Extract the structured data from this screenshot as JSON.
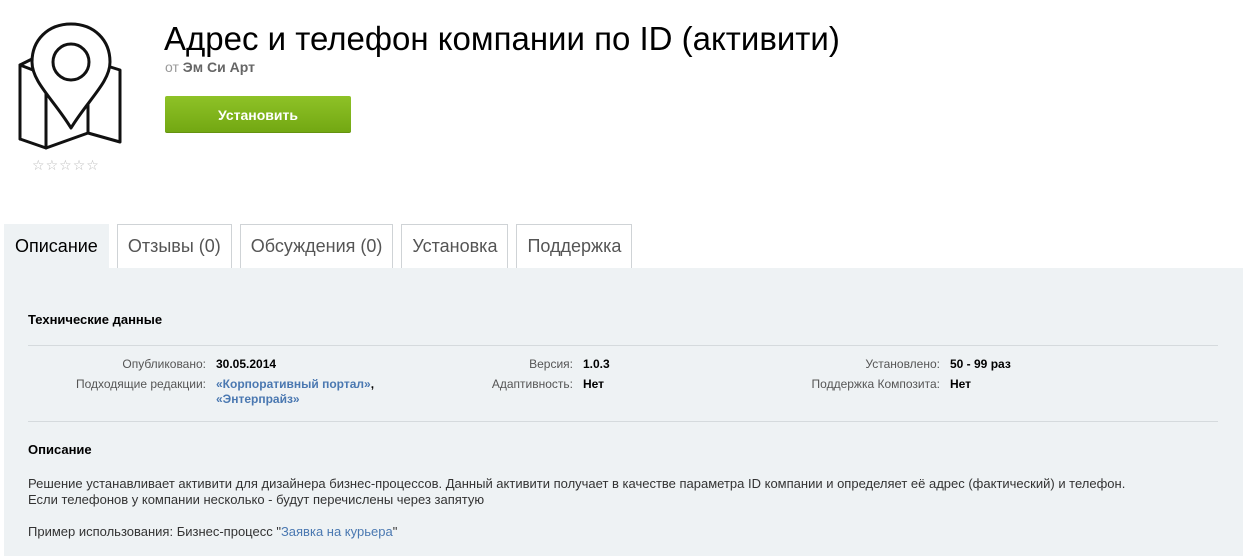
{
  "header": {
    "title": "Адрес и телефон компании по ID (активити)",
    "author_prefix": "от",
    "author_name": "Эм Си Арт",
    "install_label": "Установить",
    "app_icon": "map-pin-icon",
    "rating_stars": 0,
    "stars": [
      "☆",
      "☆",
      "☆",
      "☆",
      "☆"
    ]
  },
  "tabs": [
    {
      "label": "Описание",
      "active": true
    },
    {
      "label": "Отзывы (0)",
      "active": false
    },
    {
      "label": "Обсуждения (0)",
      "active": false
    },
    {
      "label": "Установка",
      "active": false
    },
    {
      "label": "Поддержка",
      "active": false
    }
  ],
  "tech": {
    "title": "Технические данные",
    "published_label": "Опубликовано:",
    "published_value": "30.05.2014",
    "editions_label": "Подходящие редакции:",
    "edition_1": "«Корпоративный портал»",
    "edition_sep": ",",
    "edition_2": "«Энтерпрайз»",
    "version_label": "Версия:",
    "version_value": "1.0.3",
    "adaptive_label": "Адаптивность:",
    "adaptive_value": "Нет",
    "installed_label": "Установлено:",
    "installed_value": "50 - 99 раз",
    "composite_label": "Поддержка Композита:",
    "composite_value": "Нет"
  },
  "description": {
    "title": "Описание",
    "line1": "Решение устанавливает активити для дизайнера бизнес-процессов. Данный активити получает в качестве параметра ID компании и определяет её адрес (фактический) и телефон.",
    "line2": "Если телефонов у компании несколько - будут перечислены через запятую",
    "example_prefix": "Пример использования: Бизнес-процесс \"",
    "example_link": "Заявка на курьера",
    "example_suffix": "\""
  },
  "colors": {
    "accent_green": "#7ab51d",
    "link_blue": "#4a78b1",
    "panel_bg": "#eef2f4"
  }
}
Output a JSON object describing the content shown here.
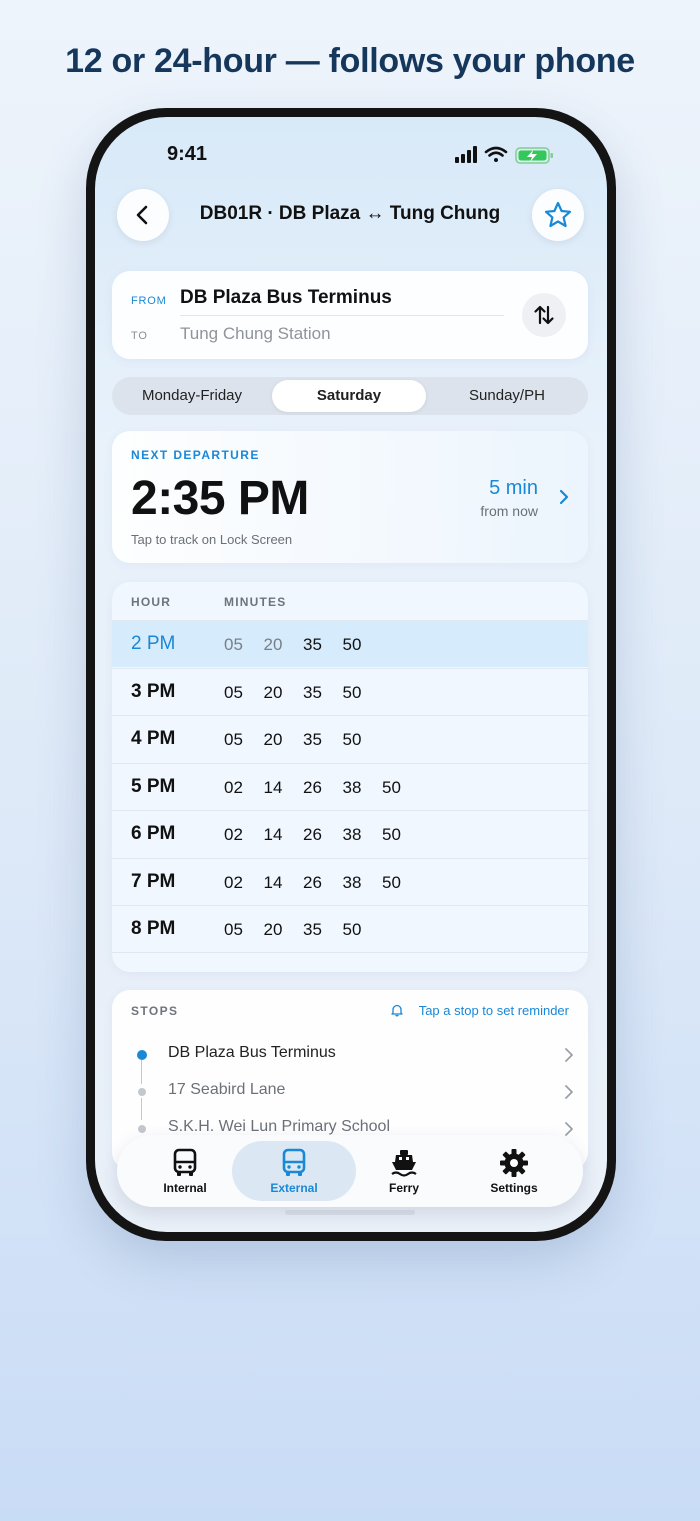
{
  "headline": "12 or 24-hour — follows your phone",
  "status_bar": {
    "time": "9:41"
  },
  "nav": {
    "title": "DB01R · DB Plaza ↔ Tung Chung"
  },
  "route": {
    "from_label": "FROM",
    "from_value": "DB Plaza Bus Terminus",
    "to_label": "TO",
    "to_value": "Tung Chung Station"
  },
  "day_tabs": [
    {
      "label": "Monday-Friday",
      "selected": false
    },
    {
      "label": "Saturday",
      "selected": true
    },
    {
      "label": "Sunday/PH",
      "selected": false
    }
  ],
  "next_departure": {
    "label": "NEXT DEPARTURE",
    "time": "2:35 PM",
    "hint": "Tap to track on Lock Screen",
    "eta": "5 min",
    "eta_suffix": "from now"
  },
  "timetable": {
    "hour_header": "HOUR",
    "minutes_header": "MINUTES",
    "rows": [
      {
        "hour": "2 PM",
        "minutes": [
          "05",
          "20",
          "35",
          "50"
        ]
      },
      {
        "hour": "3 PM",
        "minutes": [
          "05",
          "20",
          "35",
          "50"
        ]
      },
      {
        "hour": "4 PM",
        "minutes": [
          "05",
          "20",
          "35",
          "50"
        ]
      },
      {
        "hour": "5 PM",
        "minutes": [
          "02",
          "14",
          "26",
          "38",
          "50"
        ]
      },
      {
        "hour": "6 PM",
        "minutes": [
          "02",
          "14",
          "26",
          "38",
          "50"
        ]
      },
      {
        "hour": "7 PM",
        "minutes": [
          "02",
          "14",
          "26",
          "38",
          "50"
        ]
      },
      {
        "hour": "8 PM",
        "minutes": [
          "05",
          "20",
          "35",
          "50"
        ]
      }
    ]
  },
  "stops": {
    "title": "STOPS",
    "hint": "Tap a stop to set reminder",
    "items": [
      "DB Plaza Bus Terminus",
      "17 Seabird Lane",
      "S.K.H. Wei Lun Primary School"
    ]
  },
  "tab_bar": {
    "tabs": [
      {
        "label": "Internal",
        "icon": "bus-icon"
      },
      {
        "label": "External",
        "icon": "bus-icon"
      },
      {
        "label": "Ferry",
        "icon": "ferry-icon"
      },
      {
        "label": "Settings",
        "icon": "gear-icon"
      }
    ]
  },
  "colors": {
    "accent": "#1a88d6",
    "headline": "#16375c"
  }
}
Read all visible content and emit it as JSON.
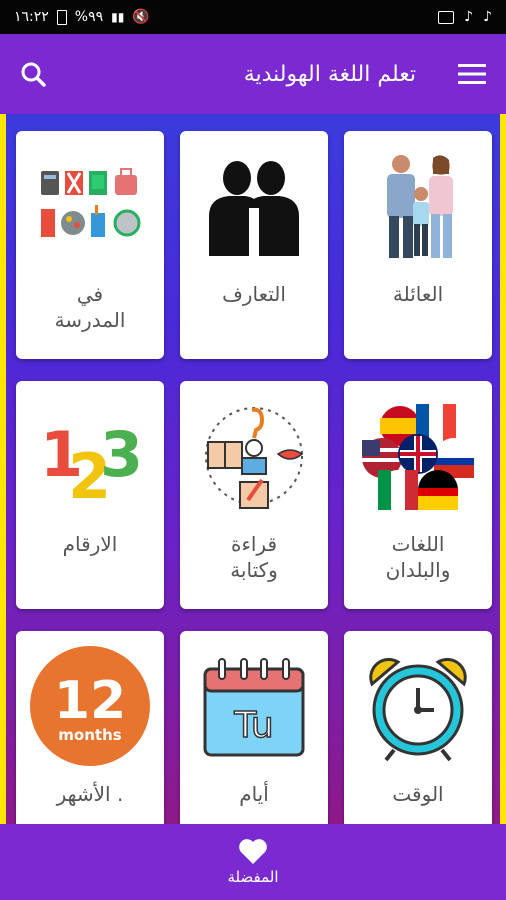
{
  "statusbar": {
    "time": "١٦:٢٢",
    "battery": "%٩٩"
  },
  "header": {
    "title": "تعلم اللغة الهولندية"
  },
  "cards": [
    {
      "label": "العائلة",
      "icon": "family-photo-icon"
    },
    {
      "label": "التعارف",
      "icon": "people-silhouette-icon"
    },
    {
      "label": "في\nالمدرسة",
      "icon": "school-supplies-icon"
    },
    {
      "label": "اللغات\nوالبلدان",
      "icon": "flags-icon"
    },
    {
      "label": "قراءة\nوكتابة",
      "icon": "reading-writing-icon"
    },
    {
      "label": "الارقام",
      "icon": "numbers-123-icon"
    },
    {
      "label": "الوقت",
      "icon": "alarm-clock-icon"
    },
    {
      "label": "أيام",
      "icon": "calendar-icon"
    },
    {
      "label": "الأشهر .",
      "icon": "months-icon"
    }
  ],
  "months_badge": {
    "number": "12",
    "text": "months"
  },
  "calendar_badge": {
    "text": "Tu"
  },
  "numbers_badge": {
    "n1": "1",
    "n2": "2",
    "n3": "3"
  },
  "bottom": {
    "favorites_label": "المفضلة"
  }
}
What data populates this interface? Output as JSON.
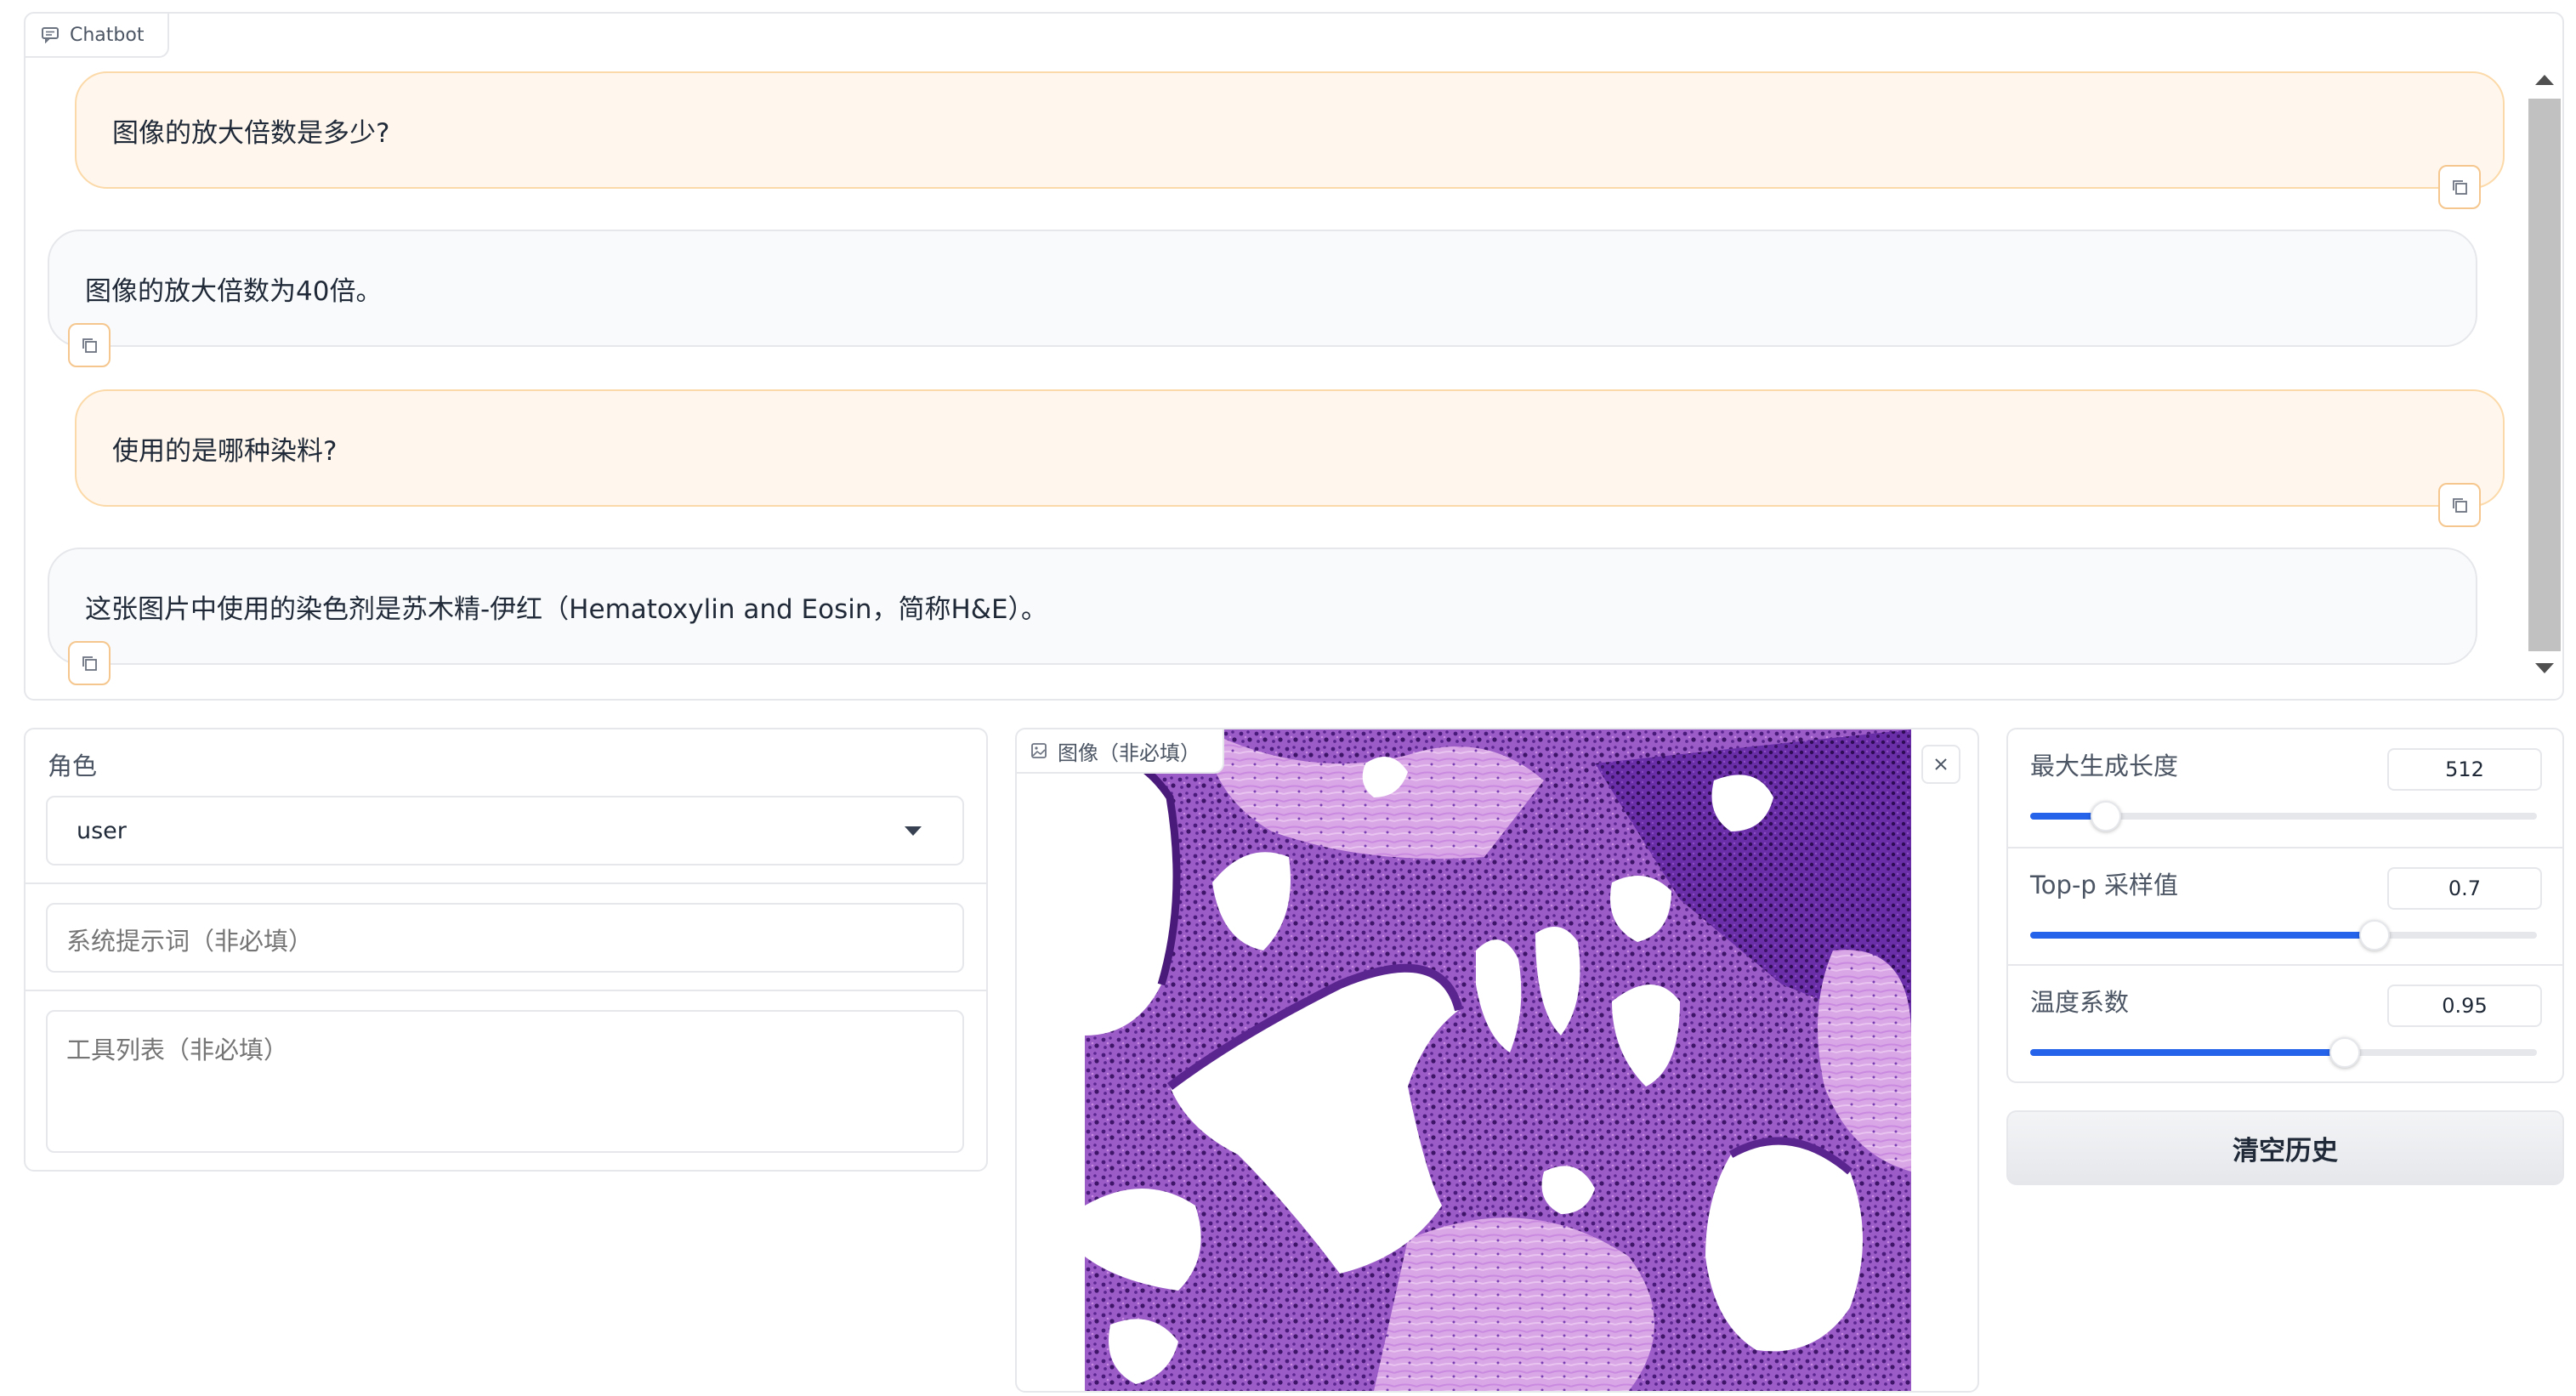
{
  "chatbot": {
    "label": "Chatbot",
    "messages": [
      {
        "role": "user",
        "text": "图像的放大倍数是多少?"
      },
      {
        "role": "assistant",
        "text": "图像的放大倍数为40倍。"
      },
      {
        "role": "user",
        "text": "使用的是哪种染料?"
      },
      {
        "role": "assistant",
        "text": "这张图片中使用的染色剂是苏木精-伊红（Hematoxylin and Eosin，简称H&E）。"
      }
    ]
  },
  "left_panel": {
    "role_label": "角色",
    "role_value": "user",
    "system_prompt_placeholder": "系统提示词（非必填）",
    "tools_placeholder": "工具列表（非必填）"
  },
  "image_panel": {
    "label": "图像（非必填）"
  },
  "settings": {
    "max_length": {
      "label": "最大生成长度",
      "value": "512",
      "fraction": 0.15
    },
    "top_p": {
      "label": "Top-p 采样值",
      "value": "0.7",
      "fraction": 0.68
    },
    "temperature": {
      "label": "温度系数",
      "value": "0.95",
      "fraction": 0.62
    }
  },
  "clear_button": {
    "label": "清空历史"
  },
  "colors": {
    "user_bubble": "#fff7ed",
    "user_border": "#fcd9a8",
    "bot_bubble": "#f9fafb",
    "slider_fill": "#2563eb",
    "stain_purple": "#7a3fb3",
    "stain_pink": "#d68fd6"
  },
  "icons": {
    "chat": "chat-bubble-icon",
    "copy": "copy-icon",
    "image": "image-icon",
    "close": "close-icon",
    "dropdown": "caret-down-icon"
  }
}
•••
# [What is expected]
Except for the pictures, copy the material above exactly.

# [Finished task]
Extract the structured data from this screenshot as JSON.
{
  "header": {
    "title": "Адрес и телефон компании по ID (активити)",
    "author_prefix": "от",
    "author_name": "Эм Си Арт",
    "install_label": "Установить",
    "app_icon": "map-pin-icon",
    "rating_stars": 0,
    "stars": [
      "☆",
      "☆",
      "☆",
      "☆",
      "☆"
    ]
  },
  "tabs": [
    {
      "label": "Описание",
      "active": true
    },
    {
      "label": "Отзывы (0)",
      "active": false
    },
    {
      "label": "Обсуждения (0)",
      "active": false
    },
    {
      "label": "Установка",
      "active": false
    },
    {
      "label": "Поддержка",
      "active": false
    }
  ],
  "tech": {
    "title": "Технические данные",
    "published_label": "Опубликовано:",
    "published_value": "30.05.2014",
    "editions_label": "Подходящие редакции:",
    "edition_1": "«Корпоративный портал»",
    "edition_sep": ",",
    "edition_2": "«Энтерпрайз»",
    "version_label": "Версия:",
    "version_value": "1.0.3",
    "adaptive_label": "Адаптивность:",
    "adaptive_value": "Нет",
    "installed_label": "Установлено:",
    "installed_value": "50 - 99 раз",
    "composite_label": "Поддержка Композита:",
    "composite_value": "Нет"
  },
  "description": {
    "title": "Описание",
    "line1": "Решение устанавливает активити для дизайнера бизнес-процессов. Данный активити получает в качестве параметра ID компании и определяет её адрес (фактический) и телефон.",
    "line2": "Если телефонов у компании несколько - будут перечислены через запятую",
    "example_prefix": "Пример использования: Бизнес-процесс \"",
    "example_link": "Заявка на курьера",
    "example_suffix": "\""
  },
  "colors": {
    "accent_green": "#7ab51d",
    "link_blue": "#4a78b1",
    "panel_bg": "#eef2f4"
  }
}
Output a JSON object describing the content shown here.
{
  "headline": "12 or 24-hour — follows your phone",
  "status_bar": {
    "time": "9:41"
  },
  "nav": {
    "title": "DB01R · DB Plaza ↔ Tung Chung"
  },
  "route": {
    "from_label": "FROM",
    "from_value": "DB Plaza Bus Terminus",
    "to_label": "TO",
    "to_value": "Tung Chung Station"
  },
  "day_tabs": [
    {
      "label": "Monday-Friday",
      "selected": false
    },
    {
      "label": "Saturday",
      "selected": true
    },
    {
      "label": "Sunday/PH",
      "selected": false
    }
  ],
  "next_departure": {
    "label": "NEXT DEPARTURE",
    "time": "2:35 PM",
    "hint": "Tap to track on Lock Screen",
    "eta": "5 min",
    "eta_suffix": "from now"
  },
  "timetable": {
    "hour_header": "HOUR",
    "minutes_header": "MINUTES",
    "rows": [
      {
        "hour": "2 PM",
        "minutes": [
          "05",
          "20",
          "35",
          "50"
        ]
      },
      {
        "hour": "3 PM",
        "minutes": [
          "05",
          "20",
          "35",
          "50"
        ]
      },
      {
        "hour": "4 PM",
        "minutes": [
          "05",
          "20",
          "35",
          "50"
        ]
      },
      {
        "hour": "5 PM",
        "minutes": [
          "02",
          "14",
          "26",
          "38",
          "50"
        ]
      },
      {
        "hour": "6 PM",
        "minutes": [
          "02",
          "14",
          "26",
          "38",
          "50"
        ]
      },
      {
        "hour": "7 PM",
        "minutes": [
          "02",
          "14",
          "26",
          "38",
          "50"
        ]
      },
      {
        "hour": "8 PM",
        "minutes": [
          "05",
          "20",
          "35",
          "50"
        ]
      }
    ]
  },
  "stops": {
    "title": "STOPS",
    "hint": "Tap a stop to set reminder",
    "items": [
      "DB Plaza Bus Terminus",
      "17 Seabird Lane",
      "S.K.H. Wei Lun Primary School"
    ]
  },
  "tab_bar": {
    "tabs": [
      {
        "label": "Internal",
        "icon": "bus-icon"
      },
      {
        "label": "External",
        "icon": "bus-icon"
      },
      {
        "label": "Ferry",
        "icon": "ferry-icon"
      },
      {
        "label": "Settings",
        "icon": "gear-icon"
      }
    ]
  },
  "colors": {
    "accent": "#1a88d6",
    "headline": "#16375c"
  }
}
Read all visible content and emit it as JSON.
{
  "statusbar": {
    "time": "١٦:٢٢",
    "battery": "%٩٩"
  },
  "header": {
    "title": "تعلم اللغة الهولندية"
  },
  "cards": [
    {
      "label": "العائلة",
      "icon": "family-photo-icon"
    },
    {
      "label": "التعارف",
      "icon": "people-silhouette-icon"
    },
    {
      "label": "في\nالمدرسة",
      "icon": "school-supplies-icon"
    },
    {
      "label": "اللغات\nوالبلدان",
      "icon": "flags-icon"
    },
    {
      "label": "قراءة\nوكتابة",
      "icon": "reading-writing-icon"
    },
    {
      "label": "الارقام",
      "icon": "numbers-123-icon"
    },
    {
      "label": "الوقت",
      "icon": "alarm-clock-icon"
    },
    {
      "label": "أيام",
      "icon": "calendar-icon"
    },
    {
      "label": "الأشهر .",
      "icon": "months-icon"
    }
  ],
  "months_badge": {
    "number": "12",
    "text": "months"
  },
  "calendar_badge": {
    "text": "Tu"
  },
  "numbers_badge": {
    "n1": "1",
    "n2": "2",
    "n3": "3"
  },
  "bottom": {
    "favorites_label": "المفضلة"
  }
}
What data populates this interface? Output as JSON.
{
  "chatbot": {
    "label": "Chatbot",
    "messages": [
      {
        "role": "user",
        "text": "图像的放大倍数是多少?"
      },
      {
        "role": "assistant",
        "text": "图像的放大倍数为40倍。"
      },
      {
        "role": "user",
        "text": "使用的是哪种染料?"
      },
      {
        "role": "assistant",
        "text": "这张图片中使用的染色剂是苏木精-伊红（Hematoxylin and Eosin，简称H&E）。"
      }
    ]
  },
  "left_panel": {
    "role_label": "角色",
    "role_value": "user",
    "system_prompt_placeholder": "系统提示词（非必填）",
    "tools_placeholder": "工具列表（非必填）"
  },
  "image_panel": {
    "label": "图像（非必填）"
  },
  "settings": {
    "max_length": {
      "label": "最大生成长度",
      "value": "512",
      "fraction": 0.15
    },
    "top_p": {
      "label": "Top-p 采样值",
      "value": "0.7",
      "fraction": 0.68
    },
    "temperature": {
      "label": "温度系数",
      "value": "0.95",
      "fraction": 0.62
    }
  },
  "clear_button": {
    "label": "清空历史"
  },
  "colors": {
    "user_bubble": "#fff7ed",
    "user_border": "#fcd9a8",
    "bot_bubble": "#f9fafb",
    "slider_fill": "#2563eb",
    "stain_purple": "#7a3fb3",
    "stain_pink": "#d68fd6"
  },
  "icons": {
    "chat": "chat-bubble-icon",
    "copy": "copy-icon",
    "image": "image-icon",
    "close": "close-icon",
    "dropdown": "caret-down-icon"
  }
}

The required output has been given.